**Data listing**
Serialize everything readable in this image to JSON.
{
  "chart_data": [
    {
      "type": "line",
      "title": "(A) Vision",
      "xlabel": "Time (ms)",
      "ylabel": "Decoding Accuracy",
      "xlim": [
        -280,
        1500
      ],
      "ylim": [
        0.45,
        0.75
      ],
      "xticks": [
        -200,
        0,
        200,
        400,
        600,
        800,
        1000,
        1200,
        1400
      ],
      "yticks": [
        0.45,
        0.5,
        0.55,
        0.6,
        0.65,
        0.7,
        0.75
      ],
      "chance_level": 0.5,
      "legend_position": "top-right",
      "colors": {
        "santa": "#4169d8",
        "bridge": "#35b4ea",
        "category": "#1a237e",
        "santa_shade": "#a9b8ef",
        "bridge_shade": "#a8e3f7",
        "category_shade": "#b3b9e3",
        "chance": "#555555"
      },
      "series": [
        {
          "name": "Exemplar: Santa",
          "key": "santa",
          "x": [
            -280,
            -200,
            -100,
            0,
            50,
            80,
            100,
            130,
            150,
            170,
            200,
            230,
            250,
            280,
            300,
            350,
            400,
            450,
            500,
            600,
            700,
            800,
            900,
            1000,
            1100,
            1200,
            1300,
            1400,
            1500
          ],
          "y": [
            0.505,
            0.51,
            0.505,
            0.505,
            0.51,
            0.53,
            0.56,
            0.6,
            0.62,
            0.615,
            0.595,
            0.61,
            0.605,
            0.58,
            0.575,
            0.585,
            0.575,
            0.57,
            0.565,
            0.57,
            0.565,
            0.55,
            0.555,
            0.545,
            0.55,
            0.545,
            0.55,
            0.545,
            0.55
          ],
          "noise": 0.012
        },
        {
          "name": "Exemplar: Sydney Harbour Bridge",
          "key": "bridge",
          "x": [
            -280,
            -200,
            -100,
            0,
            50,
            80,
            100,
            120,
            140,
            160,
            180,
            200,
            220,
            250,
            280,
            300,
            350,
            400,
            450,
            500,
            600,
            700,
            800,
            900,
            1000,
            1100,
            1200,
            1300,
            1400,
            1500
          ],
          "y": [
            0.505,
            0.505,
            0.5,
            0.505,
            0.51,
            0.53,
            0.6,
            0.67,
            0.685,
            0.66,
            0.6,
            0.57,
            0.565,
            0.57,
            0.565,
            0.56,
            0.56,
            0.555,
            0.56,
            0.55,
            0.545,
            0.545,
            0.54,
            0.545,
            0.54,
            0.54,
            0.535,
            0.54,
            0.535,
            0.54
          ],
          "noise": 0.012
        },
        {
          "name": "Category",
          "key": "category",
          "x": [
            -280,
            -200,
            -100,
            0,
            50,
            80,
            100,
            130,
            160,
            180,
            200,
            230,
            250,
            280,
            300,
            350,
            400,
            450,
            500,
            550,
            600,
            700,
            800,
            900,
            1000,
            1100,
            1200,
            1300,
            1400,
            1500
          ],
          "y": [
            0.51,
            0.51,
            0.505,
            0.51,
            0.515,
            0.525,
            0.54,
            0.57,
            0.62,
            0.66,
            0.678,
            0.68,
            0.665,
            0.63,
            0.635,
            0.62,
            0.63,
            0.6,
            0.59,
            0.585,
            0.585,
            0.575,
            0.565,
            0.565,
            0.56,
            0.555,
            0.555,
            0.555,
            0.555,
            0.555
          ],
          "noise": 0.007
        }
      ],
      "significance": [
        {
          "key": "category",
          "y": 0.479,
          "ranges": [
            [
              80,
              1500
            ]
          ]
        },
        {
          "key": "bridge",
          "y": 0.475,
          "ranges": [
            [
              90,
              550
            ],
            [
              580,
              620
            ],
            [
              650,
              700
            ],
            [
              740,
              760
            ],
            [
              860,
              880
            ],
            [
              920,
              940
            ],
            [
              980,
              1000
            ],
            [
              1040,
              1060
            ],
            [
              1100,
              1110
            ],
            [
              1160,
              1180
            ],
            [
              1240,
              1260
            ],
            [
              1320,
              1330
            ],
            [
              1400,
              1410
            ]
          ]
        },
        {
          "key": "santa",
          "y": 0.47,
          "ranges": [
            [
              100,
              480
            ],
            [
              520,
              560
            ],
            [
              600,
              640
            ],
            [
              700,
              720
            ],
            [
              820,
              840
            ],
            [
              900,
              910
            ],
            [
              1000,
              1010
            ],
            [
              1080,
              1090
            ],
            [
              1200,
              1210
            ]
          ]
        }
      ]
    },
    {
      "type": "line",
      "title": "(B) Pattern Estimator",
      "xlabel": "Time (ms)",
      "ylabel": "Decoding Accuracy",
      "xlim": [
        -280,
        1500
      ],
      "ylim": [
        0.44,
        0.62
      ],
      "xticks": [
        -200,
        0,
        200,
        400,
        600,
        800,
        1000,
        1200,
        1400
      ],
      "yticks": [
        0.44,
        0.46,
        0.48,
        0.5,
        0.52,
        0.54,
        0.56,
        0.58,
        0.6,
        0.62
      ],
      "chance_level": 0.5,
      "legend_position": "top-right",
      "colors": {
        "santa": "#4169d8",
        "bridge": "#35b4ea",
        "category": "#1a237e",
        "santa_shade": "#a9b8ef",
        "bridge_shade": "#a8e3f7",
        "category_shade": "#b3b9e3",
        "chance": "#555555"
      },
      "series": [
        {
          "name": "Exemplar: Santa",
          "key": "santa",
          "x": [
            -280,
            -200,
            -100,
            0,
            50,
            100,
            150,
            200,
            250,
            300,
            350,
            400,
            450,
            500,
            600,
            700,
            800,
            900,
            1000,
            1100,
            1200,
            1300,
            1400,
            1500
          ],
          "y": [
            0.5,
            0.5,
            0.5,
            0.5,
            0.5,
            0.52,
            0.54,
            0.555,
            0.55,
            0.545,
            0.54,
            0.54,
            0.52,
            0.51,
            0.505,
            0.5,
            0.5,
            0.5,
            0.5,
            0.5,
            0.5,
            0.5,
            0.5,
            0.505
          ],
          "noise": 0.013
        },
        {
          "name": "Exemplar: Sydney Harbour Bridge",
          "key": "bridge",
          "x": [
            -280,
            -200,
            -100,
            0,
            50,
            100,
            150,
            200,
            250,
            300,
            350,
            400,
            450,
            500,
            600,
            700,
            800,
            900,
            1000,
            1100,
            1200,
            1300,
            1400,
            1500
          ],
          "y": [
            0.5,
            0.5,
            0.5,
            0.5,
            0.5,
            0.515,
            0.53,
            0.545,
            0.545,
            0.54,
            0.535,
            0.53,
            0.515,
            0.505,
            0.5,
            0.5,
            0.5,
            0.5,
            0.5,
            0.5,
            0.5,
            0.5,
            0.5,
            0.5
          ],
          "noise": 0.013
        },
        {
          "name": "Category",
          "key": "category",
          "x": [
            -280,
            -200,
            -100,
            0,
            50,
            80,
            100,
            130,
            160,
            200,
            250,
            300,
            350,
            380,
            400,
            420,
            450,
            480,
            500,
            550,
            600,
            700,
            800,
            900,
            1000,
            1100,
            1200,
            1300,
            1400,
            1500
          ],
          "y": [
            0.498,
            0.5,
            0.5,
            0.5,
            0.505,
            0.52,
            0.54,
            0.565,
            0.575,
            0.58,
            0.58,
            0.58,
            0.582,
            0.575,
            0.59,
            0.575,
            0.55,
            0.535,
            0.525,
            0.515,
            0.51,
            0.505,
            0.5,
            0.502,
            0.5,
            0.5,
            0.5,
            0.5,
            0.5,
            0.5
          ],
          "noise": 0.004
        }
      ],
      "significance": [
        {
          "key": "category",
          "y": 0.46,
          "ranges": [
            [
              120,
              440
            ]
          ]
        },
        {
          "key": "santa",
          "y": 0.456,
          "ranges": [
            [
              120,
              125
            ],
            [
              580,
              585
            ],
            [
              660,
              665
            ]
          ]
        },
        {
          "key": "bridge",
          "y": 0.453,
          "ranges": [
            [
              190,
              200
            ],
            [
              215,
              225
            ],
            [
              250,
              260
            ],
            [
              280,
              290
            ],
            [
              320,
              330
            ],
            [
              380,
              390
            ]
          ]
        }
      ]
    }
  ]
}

**Job**
Filter lines by "title" and return each hit.

**Exercise output**
      "title": "(A) Vision",
      "title": "(B) Pattern Estimator",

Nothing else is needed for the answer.